Exercise requirements -
Transcribe each entry below exactly. Pictures do not go in the copy.

-.-.-

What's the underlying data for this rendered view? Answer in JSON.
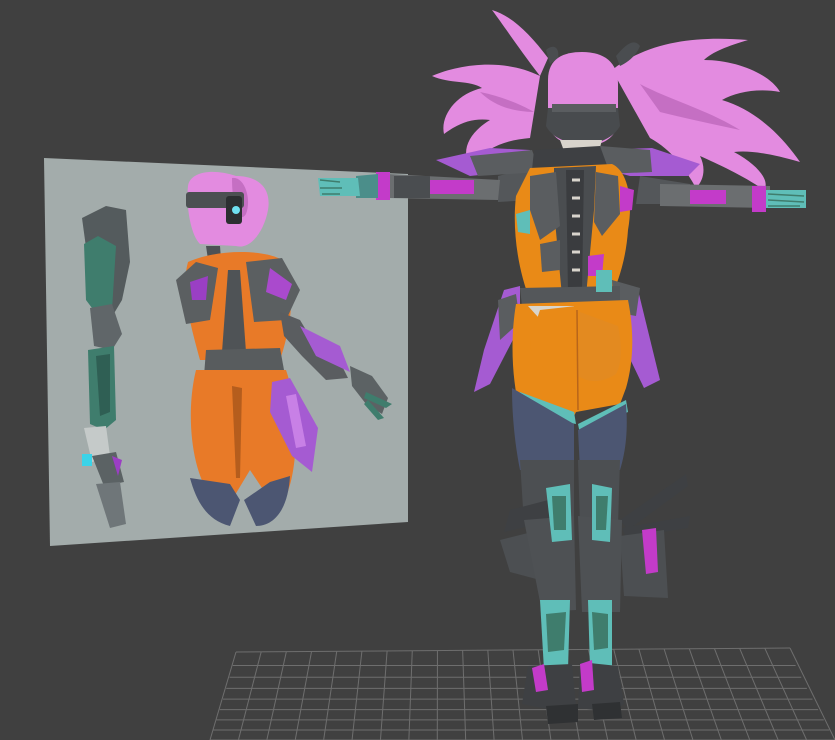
{
  "viewport": {
    "background": "#404040",
    "grid_color": "#6e6e6e",
    "reference_plane_color": "#a3acab"
  },
  "palette": {
    "hair": "#e38be0",
    "hair_shade": "#c56fc3",
    "suit_orange": "#e98a17",
    "armor_gray": "#5a5d60",
    "armor_dark": "#3e4043",
    "accent_magenta": "#c33bc9",
    "accent_purple": "#a55bd2",
    "teal": "#5fbeb8",
    "legs_navy": "#4c5672",
    "ref_teal": "#3f7d6d",
    "ref_orange": "#e87a28"
  },
  "objects": [
    {
      "name": "reference-image-plane",
      "kind": "plane",
      "icon": "image-plane"
    },
    {
      "name": "character-model",
      "kind": "mesh",
      "icon": "mesh"
    },
    {
      "name": "home-grid",
      "kind": "grid",
      "icon": "grid"
    }
  ]
}
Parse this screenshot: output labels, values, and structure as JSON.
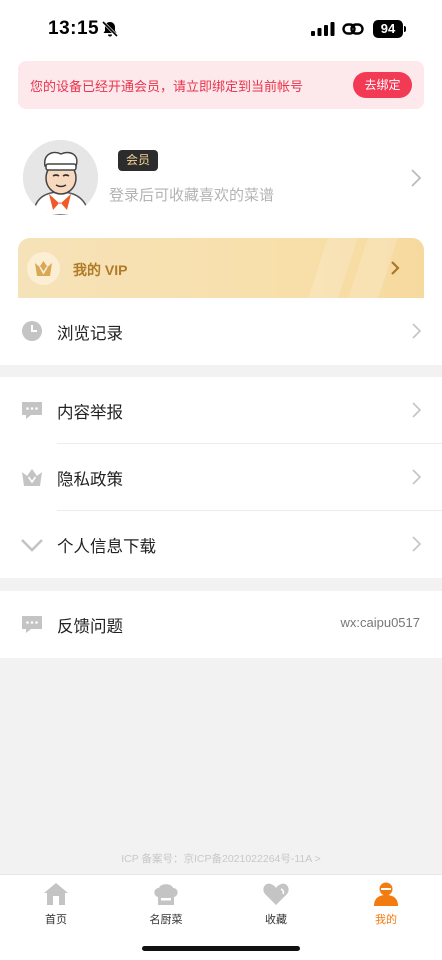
{
  "status_bar": {
    "time": "13:15",
    "battery": "94"
  },
  "banner": {
    "text": "您的设备已经开通会员，请立即绑定到当前帐号",
    "button": "去绑定"
  },
  "profile": {
    "badge": "会员",
    "hint": "登录后可收藏喜欢的菜谱"
  },
  "vip": {
    "label": "我的 VIP"
  },
  "menu": {
    "history": "浏览记录",
    "report": "内容举报",
    "privacy": "隐私政策",
    "download": "个人信息下载",
    "feedback": "反馈问题",
    "feedback_value": "wx:caipu0517"
  },
  "icp": "ICP 备案号：京ICP备2021022264号-11A >",
  "tabs": [
    {
      "label": "首页",
      "icon": "home-icon"
    },
    {
      "label": "名厨菜",
      "icon": "chef-hat-icon"
    },
    {
      "label": "收藏",
      "icon": "heart-icon"
    },
    {
      "label": "我的",
      "icon": "user-icon"
    }
  ],
  "colors": {
    "accent": "#f27b12",
    "banner_text": "#e8344c",
    "bind_button": "#f23a55",
    "vip_gold": "#b07a28"
  }
}
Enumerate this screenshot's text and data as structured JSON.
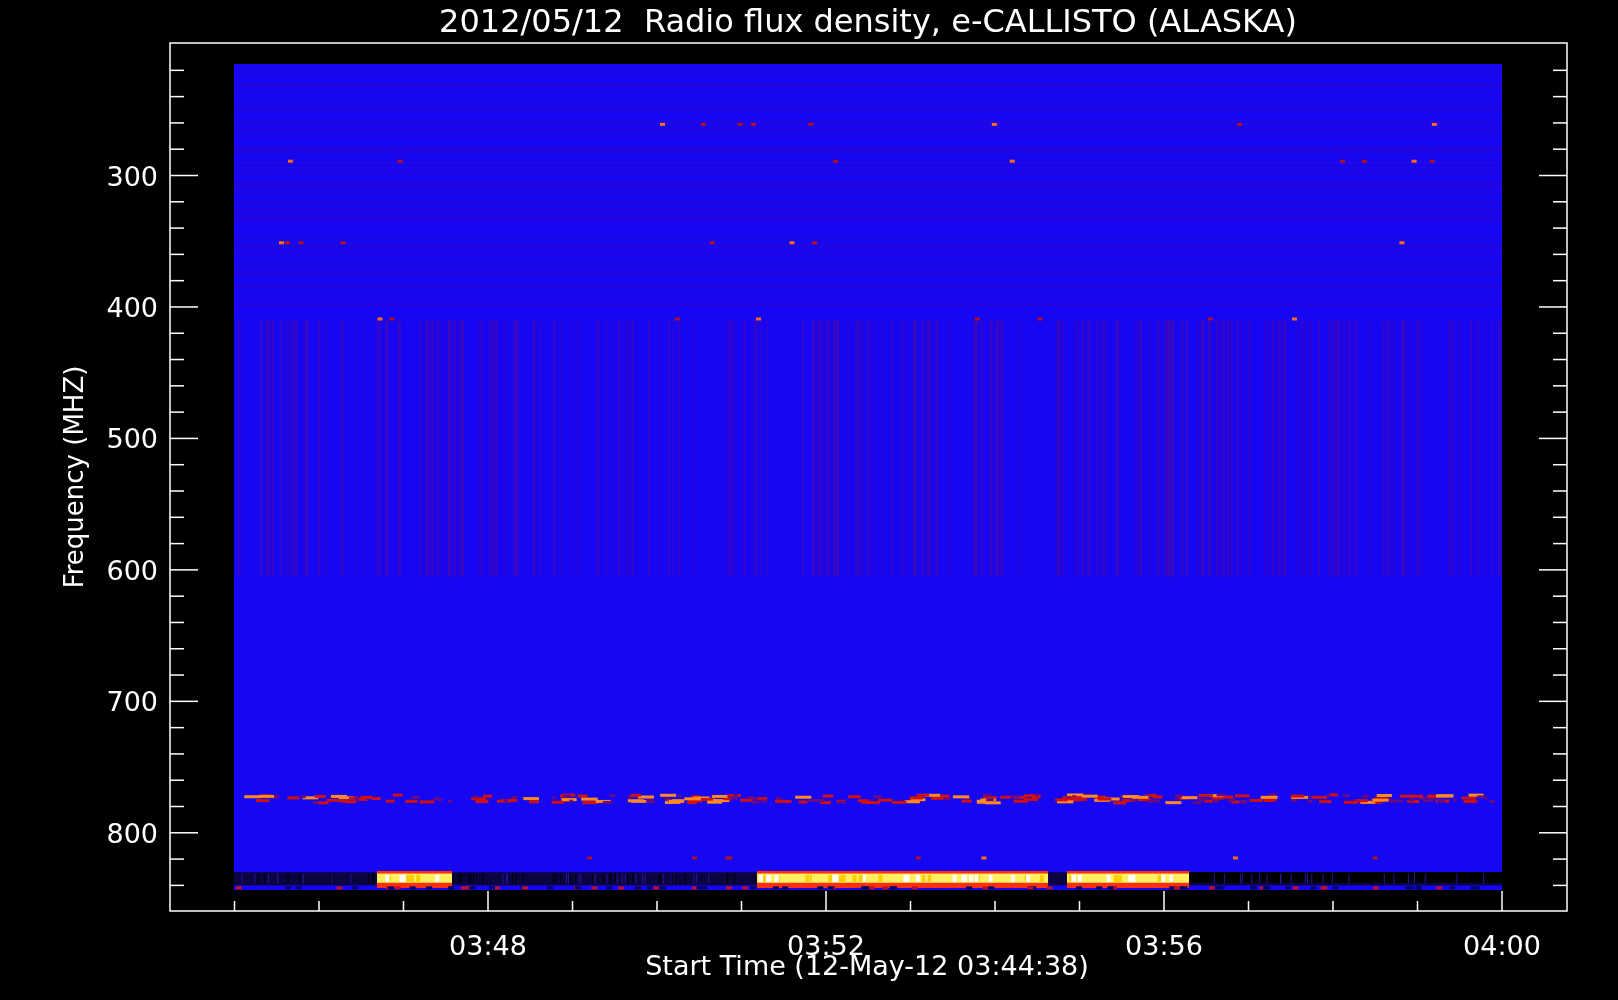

-.-.-

Result for this task -
What's the underlying data for this rendered view? Answer in JSON.
{
  "viewport": {
    "background": "#404040",
    "grid_color": "#6e6e6e",
    "reference_plane_color": "#a3acab"
  },
  "palette": {
    "hair": "#e38be0",
    "hair_shade": "#c56fc3",
    "suit_orange": "#e98a17",
    "armor_gray": "#5a5d60",
    "armor_dark": "#3e4043",
    "accent_magenta": "#c33bc9",
    "accent_purple": "#a55bd2",
    "teal": "#5fbeb8",
    "legs_navy": "#4c5672",
    "ref_teal": "#3f7d6d",
    "ref_orange": "#e87a28"
  },
  "objects": [
    {
      "name": "reference-image-plane",
      "kind": "plane",
      "icon": "image-plane"
    },
    {
      "name": "character-model",
      "kind": "mesh",
      "icon": "mesh"
    },
    {
      "name": "home-grid",
      "kind": "grid",
      "icon": "grid"
    }
  ]
}
Parse this screenshot: output labels, values, and structure as JSON.
{
  "status_bar": {
    "time": "13:15",
    "battery": "94"
  },
  "banner": {
    "text": "您的设备已经开通会员，请立即绑定到当前帐号",
    "button": "去绑定"
  },
  "profile": {
    "badge": "会员",
    "hint": "登录后可收藏喜欢的菜谱"
  },
  "vip": {
    "label": "我的 VIP"
  },
  "menu": {
    "history": "浏览记录",
    "report": "内容举报",
    "privacy": "隐私政策",
    "download": "个人信息下载",
    "feedback": "反馈问题",
    "feedback_value": "wx:caipu0517"
  },
  "icp": "ICP 备案号：京ICP备2021022264号-11A >",
  "tabs": [
    {
      "label": "首页",
      "icon": "home-icon"
    },
    {
      "label": "名厨菜",
      "icon": "chef-hat-icon"
    },
    {
      "label": "收藏",
      "icon": "heart-icon"
    },
    {
      "label": "我的",
      "icon": "user-icon"
    }
  ],
  "colors": {
    "accent": "#f27b12",
    "banner_text": "#e8344c",
    "bind_button": "#f23a55",
    "vip_gold": "#b07a28"
  }
}
Enumerate this screenshot's text and data as structured JSON.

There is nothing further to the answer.